- Seitenauszug -
=-=-=
Von Riquewihr nach Obernai
(Fortsetzung von Rad-Reisen: Elsass IV)
Der Tag beginnt mit der Minimalversorgung, Croissants und Gebäck aus dem Campingplatz-Verkauf und Kaffee. Bei Beblenheim geht es zurück auf den Eurovelo 5, leicht hügelig durch Weinberge und Felder parallel zu den Vogesen nach Norden.
Das Weindorf Bergheim ist ausgezeichnet als eins der schönsten Dörfer Frankreichs mit doppelter Stadtmauer und Wehrtürmen.
Bei Bergheim kommt die Hohkönigsburg hoch auf den Vogesen in Sicht. Die Burg stammt aus dem 12. Jahrhundert, der deutsche Kaiser hatte die Ruine Anfang des 20. Jahrhunderts geschenkt bekommen und auf Kosten von Elsass-Lothringen restaurieren lassen; heute ist sie ein Touristenmagnet.
Der Eurovelo 5 führt parallel zu den Vogesen durch die Weinlagen – eine weite Landschaft mit dem ständigen Panoramablick auf die Vogesen.
Sonne und Panorama, eine wunderbare Radwanderung. Wenn nur der Wein nicht so furchtbar nach Chemie stinken würde…
Ein Stopp an einer Wegekreuzung bei Saint-Hippolyte. Nach Südosten der Blick in die weite Ebene, …
…, gegenüber hat die Gemeinde ein massives Rasthäuschen gebaut.
Das Pestkreuz geht daneben fast unter.
Aber die Menschen der Region haben ein langes Gedächtnis: 1628 errichtet, haben die Schweden es im Dreißigjährigen Krieg zerstört, 1704 wurde es wieder hergestellt.
=-=-=
- Vorliegendes Material -
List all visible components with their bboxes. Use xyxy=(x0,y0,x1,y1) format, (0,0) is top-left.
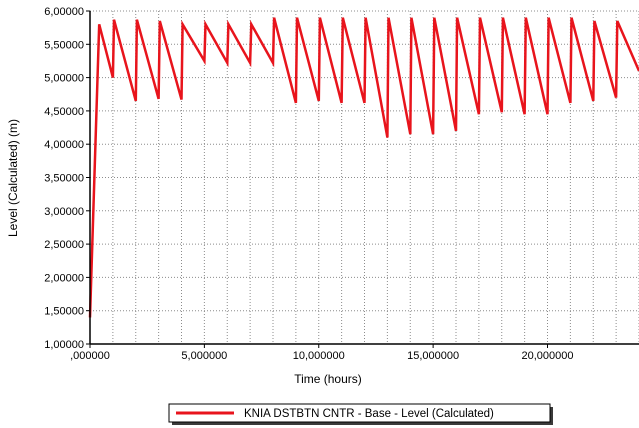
=-=-=
- Aufgaben -
(1) Stimmen diese Aussagen mit dem Seitenauszug überein? Antworte jeweils mit Ja oder Nein und zitiere die entscheidenden Worte wörtlich. (a) Die Hohkönigsburg stammt aus dem 12. Jahrhundert. (b) Das Pestkreuz wurde 1628 von den Schweden zerstört. (c) Bergheim hat eine doppelte Stadtmauer.
(2) Bei welchem Ort geht es laut dem Seitenauszug zurück auf den Eurovelo 5?
Das Material stammt aus einer anderen Quelle.

- Lösungen -
(1)
(a) Ja – „Die Burg stammt aus dem 12. Jahrhundert“
(b) Nein – „1628 errichtet, haben die Schweden es im Dreißigjährigen Krieg zerstört“
(c) Ja – „mit doppelter Stadtmauer und Wehrtürmen“

(2) Bei Beblenheim.